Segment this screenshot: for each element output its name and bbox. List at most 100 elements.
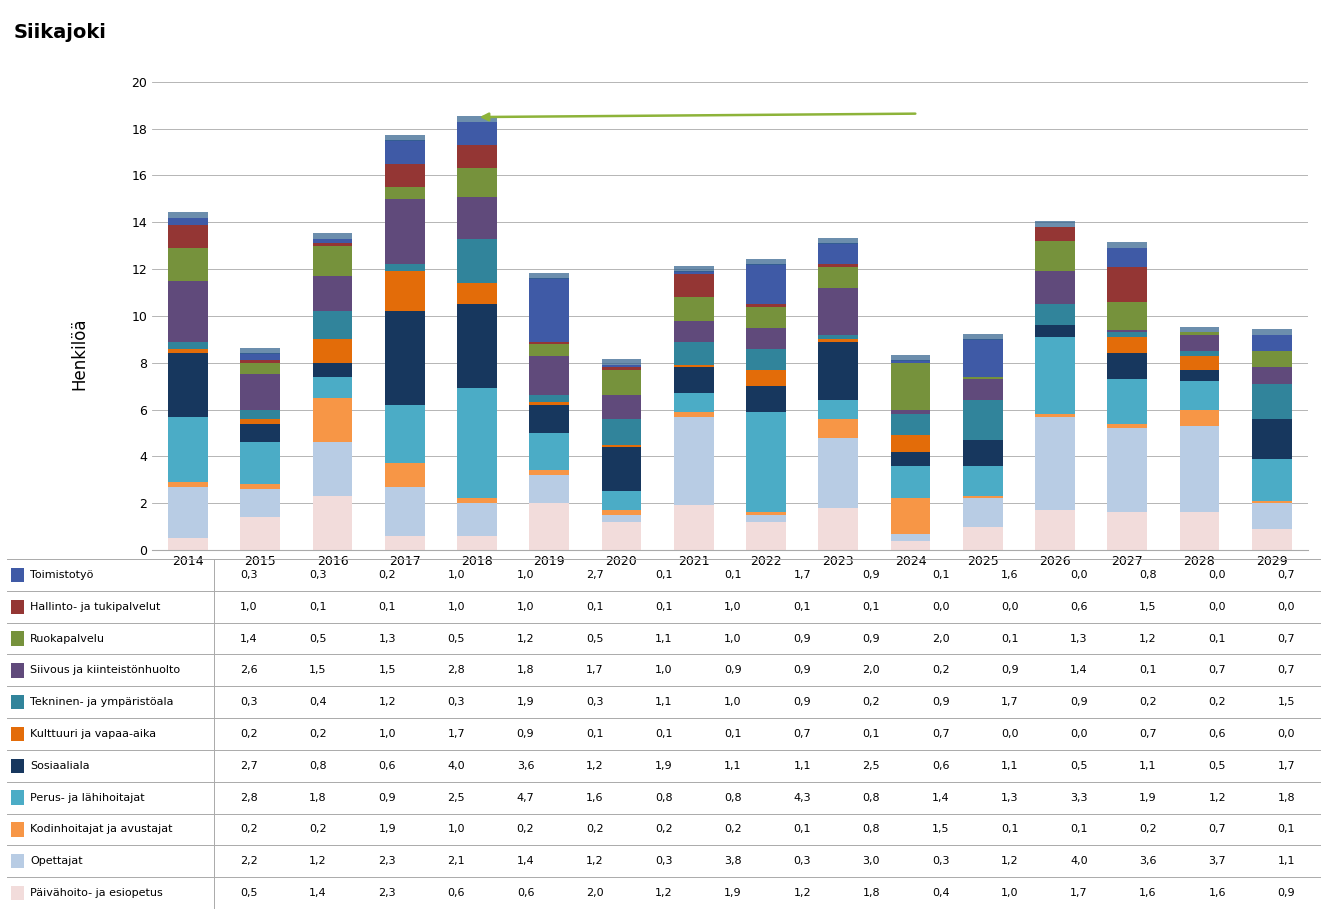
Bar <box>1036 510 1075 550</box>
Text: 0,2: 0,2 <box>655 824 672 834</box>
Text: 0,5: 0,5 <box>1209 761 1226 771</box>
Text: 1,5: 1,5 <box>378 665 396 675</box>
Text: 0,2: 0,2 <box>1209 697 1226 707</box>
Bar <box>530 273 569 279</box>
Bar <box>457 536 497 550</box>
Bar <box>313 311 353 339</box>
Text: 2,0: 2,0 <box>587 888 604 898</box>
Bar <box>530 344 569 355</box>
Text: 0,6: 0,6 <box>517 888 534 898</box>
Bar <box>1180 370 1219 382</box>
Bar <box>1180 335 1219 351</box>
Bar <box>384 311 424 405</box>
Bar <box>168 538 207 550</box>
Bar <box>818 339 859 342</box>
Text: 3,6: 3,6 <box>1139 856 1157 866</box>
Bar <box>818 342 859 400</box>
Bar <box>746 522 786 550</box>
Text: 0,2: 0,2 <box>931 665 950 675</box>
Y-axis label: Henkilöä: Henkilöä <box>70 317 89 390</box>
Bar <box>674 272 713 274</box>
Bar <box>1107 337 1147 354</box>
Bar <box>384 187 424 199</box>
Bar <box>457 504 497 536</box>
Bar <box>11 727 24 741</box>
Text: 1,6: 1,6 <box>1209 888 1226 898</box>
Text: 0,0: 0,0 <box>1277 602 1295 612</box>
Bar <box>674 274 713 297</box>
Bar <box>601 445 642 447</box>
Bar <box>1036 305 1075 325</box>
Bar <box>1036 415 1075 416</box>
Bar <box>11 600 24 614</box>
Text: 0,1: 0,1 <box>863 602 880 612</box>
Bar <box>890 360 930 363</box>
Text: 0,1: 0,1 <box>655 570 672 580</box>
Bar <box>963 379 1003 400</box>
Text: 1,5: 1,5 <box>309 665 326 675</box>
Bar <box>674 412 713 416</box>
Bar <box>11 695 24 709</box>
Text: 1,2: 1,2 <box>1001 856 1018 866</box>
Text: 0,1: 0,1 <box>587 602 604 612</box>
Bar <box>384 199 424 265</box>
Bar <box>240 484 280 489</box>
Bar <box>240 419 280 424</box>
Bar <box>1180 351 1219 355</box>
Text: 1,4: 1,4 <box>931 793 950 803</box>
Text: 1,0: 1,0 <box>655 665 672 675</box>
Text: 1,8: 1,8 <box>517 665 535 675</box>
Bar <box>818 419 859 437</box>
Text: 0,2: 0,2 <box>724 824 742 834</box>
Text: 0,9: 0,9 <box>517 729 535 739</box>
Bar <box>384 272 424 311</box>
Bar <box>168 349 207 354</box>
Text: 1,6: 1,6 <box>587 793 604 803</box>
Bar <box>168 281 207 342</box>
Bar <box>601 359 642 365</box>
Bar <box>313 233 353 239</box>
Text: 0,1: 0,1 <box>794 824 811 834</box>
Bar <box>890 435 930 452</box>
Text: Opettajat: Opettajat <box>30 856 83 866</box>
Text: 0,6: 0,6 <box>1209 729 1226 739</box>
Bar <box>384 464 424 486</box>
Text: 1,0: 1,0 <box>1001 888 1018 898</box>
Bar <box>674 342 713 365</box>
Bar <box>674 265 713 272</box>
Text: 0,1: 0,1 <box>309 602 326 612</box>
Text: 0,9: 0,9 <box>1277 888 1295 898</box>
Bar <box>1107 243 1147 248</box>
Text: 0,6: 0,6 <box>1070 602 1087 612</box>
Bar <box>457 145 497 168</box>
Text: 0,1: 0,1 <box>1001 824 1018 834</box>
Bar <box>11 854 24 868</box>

=-=-=-=-=

#### Stated exercise
Copy out every line of the items above without any change, and leave the pictures out of your copy.

#### Written reply
Segment this screenshot: for each element output its name and bbox. List at most 100 elements.
Bar <box>1036 510 1075 550</box>
Text: 0,2: 0,2 <box>655 824 672 834</box>
Text: 0,5: 0,5 <box>1209 761 1226 771</box>
Text: 1,5: 1,5 <box>378 665 396 675</box>
Text: 0,2: 0,2 <box>1209 697 1226 707</box>
Bar <box>530 273 569 279</box>
Bar <box>457 536 497 550</box>
Bar <box>313 311 353 339</box>
Text: 2,0: 2,0 <box>587 888 604 898</box>
Bar <box>530 344 569 355</box>
Text: 0,6: 0,6 <box>517 888 534 898</box>
Bar <box>1180 370 1219 382</box>
Bar <box>1180 335 1219 351</box>
Bar <box>384 311 424 405</box>
Bar <box>168 538 207 550</box>
Bar <box>818 339 859 342</box>
Text: 3,6: 3,6 <box>1139 856 1157 866</box>
Bar <box>818 342 859 400</box>
Bar <box>746 522 786 550</box>
Text: 0,2: 0,2 <box>931 665 950 675</box>
Y-axis label: Henkilöä: Henkilöä <box>70 317 89 390</box>
Bar <box>674 272 713 274</box>
Bar <box>1107 337 1147 354</box>
Bar <box>384 187 424 199</box>
Bar <box>457 504 497 536</box>
Bar <box>11 727 24 741</box>
Text: 1,6: 1,6 <box>1209 888 1226 898</box>
Text: 0,0: 0,0 <box>1277 602 1295 612</box>
Bar <box>674 274 713 297</box>
Bar <box>601 445 642 447</box>
Bar <box>1036 305 1075 325</box>
Bar <box>1036 415 1075 416</box>
Bar <box>11 600 24 614</box>
Text: 0,1: 0,1 <box>863 602 880 612</box>
Bar <box>890 360 930 363</box>
Text: 0,1: 0,1 <box>655 570 672 580</box>
Bar <box>963 379 1003 400</box>
Text: 1,5: 1,5 <box>309 665 326 675</box>
Bar <box>674 412 713 416</box>
Bar <box>11 695 24 709</box>
Text: 1,2: 1,2 <box>1001 856 1018 866</box>
Text: 0,1: 0,1 <box>587 602 604 612</box>
Bar <box>384 199 424 265</box>
Bar <box>240 484 280 489</box>
Bar <box>240 419 280 424</box>
Bar <box>1180 351 1219 355</box>
Text: 1,4: 1,4 <box>931 793 950 803</box>
Text: 1,0: 1,0 <box>655 665 672 675</box>
Text: 1,8: 1,8 <box>517 665 535 675</box>
Bar <box>818 419 859 437</box>
Text: 0,2: 0,2 <box>724 824 742 834</box>
Text: 0,9: 0,9 <box>517 729 535 739</box>
Bar <box>384 272 424 311</box>
Bar <box>168 349 207 354</box>
Text: 1,6: 1,6 <box>587 793 604 803</box>
Bar <box>168 281 207 342</box>
Bar <box>601 359 642 365</box>
Bar <box>313 233 353 239</box>
Text: 0,1: 0,1 <box>794 824 811 834</box>
Bar <box>890 435 930 452</box>
Text: Opettajat: Opettajat <box>30 856 83 866</box>
Text: 0,6: 0,6 <box>1209 729 1226 739</box>
Bar <box>384 464 424 486</box>
Text: 1,0: 1,0 <box>1001 888 1018 898</box>
Bar <box>674 342 713 365</box>
Bar <box>674 265 713 272</box>
Text: 0,1: 0,1 <box>309 602 326 612</box>
Text: 0,9: 0,9 <box>1277 888 1295 898</box>
Bar <box>1107 243 1147 248</box>
Text: 0,6: 0,6 <box>1070 602 1087 612</box>
Bar <box>457 145 497 168</box>
Text: 0,1: 0,1 <box>1001 824 1018 834</box>
Bar <box>11 854 24 868</box>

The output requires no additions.